⟨

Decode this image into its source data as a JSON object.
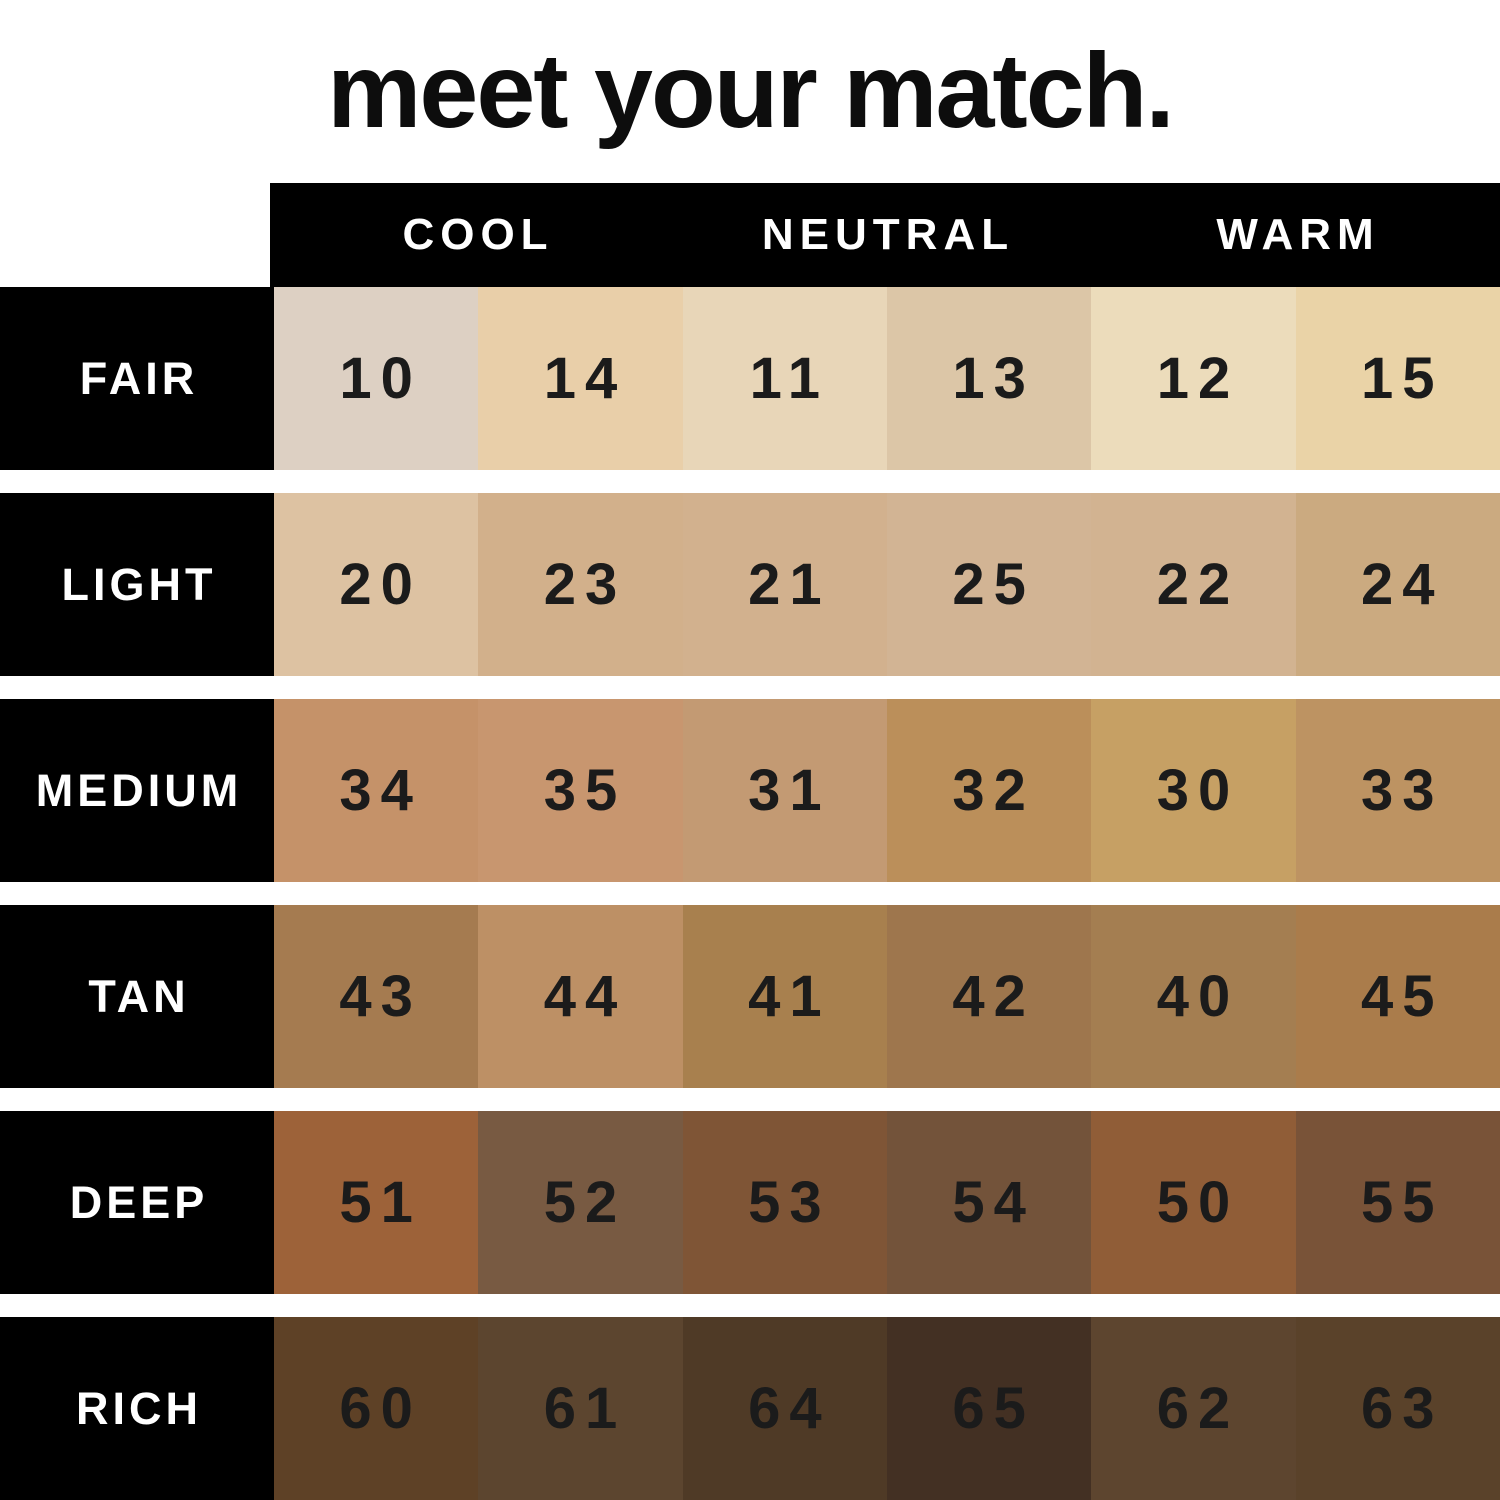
{
  "title": "meet your match.",
  "column_headers": [
    "COOL",
    "NEUTRAL",
    "WARM"
  ],
  "rows": [
    {
      "label": "FAIR",
      "swatches": [
        {
          "number": "10",
          "color": "#ddd0c3"
        },
        {
          "number": "14",
          "color": "#e9cfa9"
        },
        {
          "number": "11",
          "color": "#e8d6b8"
        },
        {
          "number": "13",
          "color": "#dcc6a7"
        },
        {
          "number": "12",
          "color": "#ecdcbb"
        },
        {
          "number": "15",
          "color": "#ead3a7"
        }
      ]
    },
    {
      "label": "LIGHT",
      "swatches": [
        {
          "number": "20",
          "color": "#ddc2a2"
        },
        {
          "number": "23",
          "color": "#d2b08b"
        },
        {
          "number": "21",
          "color": "#d2b18e"
        },
        {
          "number": "25",
          "color": "#d2b494"
        },
        {
          "number": "22",
          "color": "#d2b391"
        },
        {
          "number": "24",
          "color": "#cbaa80"
        }
      ]
    },
    {
      "label": "MEDIUM",
      "swatches": [
        {
          "number": "34",
          "color": "#c59269"
        },
        {
          "number": "35",
          "color": "#c8966f"
        },
        {
          "number": "31",
          "color": "#c39a73"
        },
        {
          "number": "32",
          "color": "#bb8f5a"
        },
        {
          "number": "30",
          "color": "#c6a064"
        },
        {
          "number": "33",
          "color": "#bd9362"
        }
      ]
    },
    {
      "label": "TAN",
      "swatches": [
        {
          "number": "43",
          "color": "#a57b50"
        },
        {
          "number": "44",
          "color": "#bd9065"
        },
        {
          "number": "41",
          "color": "#a8804e"
        },
        {
          "number": "42",
          "color": "#9e764d"
        },
        {
          "number": "40",
          "color": "#a47e51"
        },
        {
          "number": "45",
          "color": "#aa7c4b"
        }
      ]
    },
    {
      "label": "DEEP",
      "swatches": [
        {
          "number": "51",
          "color": "#9d6239"
        },
        {
          "number": "52",
          "color": "#785a42"
        },
        {
          "number": "53",
          "color": "#7f5536"
        },
        {
          "number": "54",
          "color": "#73533a"
        },
        {
          "number": "50",
          "color": "#905d37"
        },
        {
          "number": "55",
          "color": "#795338"
        }
      ]
    },
    {
      "label": "RICH",
      "swatches": [
        {
          "number": "60",
          "color": "#5e4126"
        },
        {
          "number": "61",
          "color": "#5c452f"
        },
        {
          "number": "64",
          "color": "#4f3a26"
        },
        {
          "number": "65",
          "color": "#433023"
        },
        {
          "number": "62",
          "color": "#5d452f"
        },
        {
          "number": "63",
          "color": "#5a422a"
        }
      ]
    }
  ],
  "colors": {
    "bar_background": "#000000",
    "label_text": "#ffffff",
    "number_text": "#1b1b1b",
    "page_background": "#ffffff"
  },
  "chart_data": {
    "type": "table",
    "title": "meet your match.",
    "column_groups": [
      "COOL",
      "NEUTRAL",
      "WARM"
    ],
    "columns_per_group": 2,
    "row_labels": [
      "FAIR",
      "LIGHT",
      "MEDIUM",
      "TAN",
      "DEEP",
      "RICH"
    ],
    "values": [
      [
        10,
        14,
        11,
        13,
        12,
        15
      ],
      [
        20,
        23,
        21,
        25,
        22,
        24
      ],
      [
        34,
        35,
        31,
        32,
        30,
        33
      ],
      [
        43,
        44,
        41,
        42,
        40,
        45
      ],
      [
        51,
        52,
        53,
        54,
        50,
        55
      ],
      [
        60,
        61,
        64,
        65,
        62,
        63
      ]
    ],
    "cell_colors": [
      [
        "#ddd0c3",
        "#e9cfa9",
        "#e8d6b8",
        "#dcc6a7",
        "#ecdcbb",
        "#ead3a7"
      ],
      [
        "#ddc2a2",
        "#d2b08b",
        "#d2b18e",
        "#d2b494",
        "#d2b391",
        "#cbaa80"
      ],
      [
        "#c59269",
        "#c8966f",
        "#c39a73",
        "#bb8f5a",
        "#c6a064",
        "#bd9362"
      ],
      [
        "#a57b50",
        "#bd9065",
        "#a8804e",
        "#9e764d",
        "#a47e51",
        "#aa7c4b"
      ],
      [
        "#9d6239",
        "#785a42",
        "#7f5536",
        "#73533a",
        "#905d37",
        "#795338"
      ],
      [
        "#5e4126",
        "#5c452f",
        "#4f3a26",
        "#433023",
        "#5d452f",
        "#5a422a"
      ]
    ],
    "legend_position": "none",
    "grid": false
  }
}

⟩

[WRITTEN REQUEST] All of the material above should be reproduced exactly, except the pictures.

[FINAL RESULT]
Decode this image into its source data as a JSON object.
{
  "title": "meet your match.",
  "column_headers": [
    "COOL",
    "NEUTRAL",
    "WARM"
  ],
  "rows": [
    {
      "label": "FAIR",
      "swatches": [
        {
          "number": "10",
          "color": "#ddd0c3"
        },
        {
          "number": "14",
          "color": "#e9cfa9"
        },
        {
          "number": "11",
          "color": "#e8d6b8"
        },
        {
          "number": "13",
          "color": "#dcc6a7"
        },
        {
          "number": "12",
          "color": "#ecdcbb"
        },
        {
          "number": "15",
          "color": "#ead3a7"
        }
      ]
    },
    {
      "label": "LIGHT",
      "swatches": [
        {
          "number": "20",
          "color": "#ddc2a2"
        },
        {
          "number": "23",
          "color": "#d2b08b"
        },
        {
          "number": "21",
          "color": "#d2b18e"
        },
        {
          "number": "25",
          "color": "#d2b494"
        },
        {
          "number": "22",
          "color": "#d2b391"
        },
        {
          "number": "24",
          "color": "#cbaa80"
        }
      ]
    },
    {
      "label": "MEDIUM",
      "swatches": [
        {
          "number": "34",
          "color": "#c59269"
        },
        {
          "number": "35",
          "color": "#c8966f"
        },
        {
          "number": "31",
          "color": "#c39a73"
        },
        {
          "number": "32",
          "color": "#bb8f5a"
        },
        {
          "number": "30",
          "color": "#c6a064"
        },
        {
          "number": "33",
          "color": "#bd9362"
        }
      ]
    },
    {
      "label": "TAN",
      "swatches": [
        {
          "number": "43",
          "color": "#a57b50"
        },
        {
          "number": "44",
          "color": "#bd9065"
        },
        {
          "number": "41",
          "color": "#a8804e"
        },
        {
          "number": "42",
          "color": "#9e764d"
        },
        {
          "number": "40",
          "color": "#a47e51"
        },
        {
          "number": "45",
          "color": "#aa7c4b"
        }
      ]
    },
    {
      "label": "DEEP",
      "swatches": [
        {
          "number": "51",
          "color": "#9d6239"
        },
        {
          "number": "52",
          "color": "#785a42"
        },
        {
          "number": "53",
          "color": "#7f5536"
        },
        {
          "number": "54",
          "color": "#73533a"
        },
        {
          "number": "50",
          "color": "#905d37"
        },
        {
          "number": "55",
          "color": "#795338"
        }
      ]
    },
    {
      "label": "RICH",
      "swatches": [
        {
          "number": "60",
          "color": "#5e4126"
        },
        {
          "number": "61",
          "color": "#5c452f"
        },
        {
          "number": "64",
          "color": "#4f3a26"
        },
        {
          "number": "65",
          "color": "#433023"
        },
        {
          "number": "62",
          "color": "#5d452f"
        },
        {
          "number": "63",
          "color": "#5a422a"
        }
      ]
    }
  ],
  "colors": {
    "bar_background": "#000000",
    "label_text": "#ffffff",
    "number_text": "#1b1b1b",
    "page_background": "#ffffff"
  },
  "chart_data": {
    "type": "table",
    "title": "meet your match.",
    "column_groups": [
      "COOL",
      "NEUTRAL",
      "WARM"
    ],
    "columns_per_group": 2,
    "row_labels": [
      "FAIR",
      "LIGHT",
      "MEDIUM",
      "TAN",
      "DEEP",
      "RICH"
    ],
    "values": [
      [
        10,
        14,
        11,
        13,
        12,
        15
      ],
      [
        20,
        23,
        21,
        25,
        22,
        24
      ],
      [
        34,
        35,
        31,
        32,
        30,
        33
      ],
      [
        43,
        44,
        41,
        42,
        40,
        45
      ],
      [
        51,
        52,
        53,
        54,
        50,
        55
      ],
      [
        60,
        61,
        64,
        65,
        62,
        63
      ]
    ],
    "cell_colors": [
      [
        "#ddd0c3",
        "#e9cfa9",
        "#e8d6b8",
        "#dcc6a7",
        "#ecdcbb",
        "#ead3a7"
      ],
      [
        "#ddc2a2",
        "#d2b08b",
        "#d2b18e",
        "#d2b494",
        "#d2b391",
        "#cbaa80"
      ],
      [
        "#c59269",
        "#c8966f",
        "#c39a73",
        "#bb8f5a",
        "#c6a064",
        "#bd9362"
      ],
      [
        "#a57b50",
        "#bd9065",
        "#a8804e",
        "#9e764d",
        "#a47e51",
        "#aa7c4b"
      ],
      [
        "#9d6239",
        "#785a42",
        "#7f5536",
        "#73533a",
        "#905d37",
        "#795338"
      ],
      [
        "#5e4126",
        "#5c452f",
        "#4f3a26",
        "#433023",
        "#5d452f",
        "#5a422a"
      ]
    ],
    "legend_position": "none",
    "grid": false
  }
}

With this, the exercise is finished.